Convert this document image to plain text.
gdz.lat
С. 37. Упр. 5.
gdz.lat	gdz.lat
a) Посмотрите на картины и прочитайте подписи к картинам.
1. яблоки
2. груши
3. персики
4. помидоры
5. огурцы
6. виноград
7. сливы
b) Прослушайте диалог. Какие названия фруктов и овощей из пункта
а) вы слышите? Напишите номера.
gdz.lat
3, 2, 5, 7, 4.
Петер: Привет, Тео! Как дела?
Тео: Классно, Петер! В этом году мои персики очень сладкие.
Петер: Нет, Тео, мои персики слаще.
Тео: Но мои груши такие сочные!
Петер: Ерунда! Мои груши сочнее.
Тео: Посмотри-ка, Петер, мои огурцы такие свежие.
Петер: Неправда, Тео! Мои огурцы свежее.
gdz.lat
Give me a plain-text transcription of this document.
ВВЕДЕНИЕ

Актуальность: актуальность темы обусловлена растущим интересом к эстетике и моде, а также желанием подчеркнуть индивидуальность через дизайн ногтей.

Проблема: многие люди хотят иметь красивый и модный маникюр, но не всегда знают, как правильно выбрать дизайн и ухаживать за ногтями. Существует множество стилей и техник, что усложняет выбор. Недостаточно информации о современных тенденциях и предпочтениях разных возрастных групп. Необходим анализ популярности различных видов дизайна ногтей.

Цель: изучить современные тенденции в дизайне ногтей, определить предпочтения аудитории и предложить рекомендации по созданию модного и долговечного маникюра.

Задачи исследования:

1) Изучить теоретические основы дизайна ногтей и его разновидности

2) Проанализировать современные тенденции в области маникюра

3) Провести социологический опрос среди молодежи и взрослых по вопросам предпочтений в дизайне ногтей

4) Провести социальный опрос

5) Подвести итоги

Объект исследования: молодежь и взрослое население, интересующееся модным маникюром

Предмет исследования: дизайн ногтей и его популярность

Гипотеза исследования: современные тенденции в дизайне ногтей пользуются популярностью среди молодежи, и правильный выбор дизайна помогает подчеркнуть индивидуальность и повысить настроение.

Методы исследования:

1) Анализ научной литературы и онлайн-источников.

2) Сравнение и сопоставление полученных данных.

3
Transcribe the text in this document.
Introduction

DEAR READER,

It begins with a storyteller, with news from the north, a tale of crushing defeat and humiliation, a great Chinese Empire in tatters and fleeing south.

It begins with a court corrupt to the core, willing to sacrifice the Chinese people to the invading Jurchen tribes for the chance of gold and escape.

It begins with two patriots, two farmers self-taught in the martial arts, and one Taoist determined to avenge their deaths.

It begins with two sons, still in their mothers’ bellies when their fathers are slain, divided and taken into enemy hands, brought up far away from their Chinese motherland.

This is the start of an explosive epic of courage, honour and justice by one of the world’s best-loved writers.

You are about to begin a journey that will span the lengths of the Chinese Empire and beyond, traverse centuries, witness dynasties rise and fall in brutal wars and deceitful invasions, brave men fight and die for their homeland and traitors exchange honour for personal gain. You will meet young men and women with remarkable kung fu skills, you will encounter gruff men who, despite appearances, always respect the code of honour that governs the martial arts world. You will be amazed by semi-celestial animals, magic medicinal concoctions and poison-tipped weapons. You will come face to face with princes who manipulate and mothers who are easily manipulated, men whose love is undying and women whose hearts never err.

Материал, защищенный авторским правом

__Task brief__: Set down all of the entries exactly, please.

__Result of this task__:
Convert this document image to plain text.
gdz.lat
С. 37. Упр. 5.
gdz.lat	gdz.lat
a) Посмотрите на картины и прочитайте подписи к картинам.
1. яблоки
2. груши
3. персики
4. помидоры
5. огурцы
6. виноград
7. сливы
b) Прослушайте диалог. Какие названия фруктов и овощей из пункта
а) вы слышите? Напишите номера.
gdz.lat
3, 2, 5, 7, 4.
Петер: Привет, Тео! Как дела?
Тео: Классно, Петер! В этом году мои персики очень сладкие.
Петер: Нет, Тео, мои персики слаще.
Тео: Но мои груши такие сочные!
Петер: Ерунда! Мои груши сочнее.
Тео: Посмотри-ка, Петер, мои огурцы такие свежие.
Петер: Неправда, Тео! Мои огурцы свежее.
gdz.lat
Give me a plain-text transcription of this document.
ВВЕДЕНИЕ

Актуальность: актуальность темы обусловлена растущим интересом к эстетике и моде, а также желанием подчеркнуть индивидуальность через дизайн ногтей.

Проблема: многие люди хотят иметь красивый и модный маникюр, но не всегда знают, как правильно выбрать дизайн и ухаживать за ногтями. Существует множество стилей и техник, что усложняет выбор. Недостаточно информации о современных тенденциях и предпочтениях разных возрастных групп. Необходим анализ популярности различных видов дизайна ногтей.

Цель: изучить современные тенденции в дизайне ногтей, определить предпочтения аудитории и предложить рекомендации по созданию модного и долговечного маникюра.

Задачи исследования:

1) Изучить теоретические основы дизайна ногтей и его разновидности

2) Проанализировать современные тенденции в области маникюра

3) Провести социологический опрос среди молодежи и взрослых по вопросам предпочтений в дизайне ногтей

4) Провести социальный опрос

5) Подвести итоги

Объект исследования: молодежь и взрослое население, интересующееся модным маникюром

Предмет исследования: дизайн ногтей и его популярность

Гипотеза исследования: современные тенденции в дизайне ногтей пользуются популярностью среди молодежи, и правильный выбор дизайна помогает подчеркнуть индивидуальность и повысить настроение.

Методы исследования:

1) Анализ научной литературы и онлайн-источников.

2) Сравнение и сопоставление полученных данных.

3
Transcribe the text in this document.
Introduction

DEAR READER,

It begins with a storyteller, with news from the north, a tale of crushing defeat and humiliation, a great Chinese Empire in tatters and fleeing south.

It begins with a court corrupt to the core, willing to sacrifice the Chinese people to the invading Jurchen tribes for the chance of gold and escape.

It begins with two patriots, two farmers self-taught in the martial arts, and one Taoist determined to avenge their deaths.

It begins with two sons, still in their mothers’ bellies when their fathers are slain, divided and taken into enemy hands, brought up far away from their Chinese motherland.

This is the start of an explosive epic of courage, honour and justice by one of the world’s best-loved writers.

You are about to begin a journey that will span the lengths of the Chinese Empire and beyond, traverse centuries, witness dynasties rise and fall in brutal wars and deceitful invasions, brave men fight and die for their homeland and traitors exchange honour for personal gain. You will meet young men and women with remarkable kung fu skills, you will encounter gruff men who, despite appearances, always respect the code of honour that governs the martial arts world. You will be amazed by semi-celestial animals, magic medicinal concoctions and poison-tipped weapons. You will come face to face with princes who manipulate and mothers who are easily manipulated, men whose love is undying and women whose hearts never err.

Материал, защищенный авторским правом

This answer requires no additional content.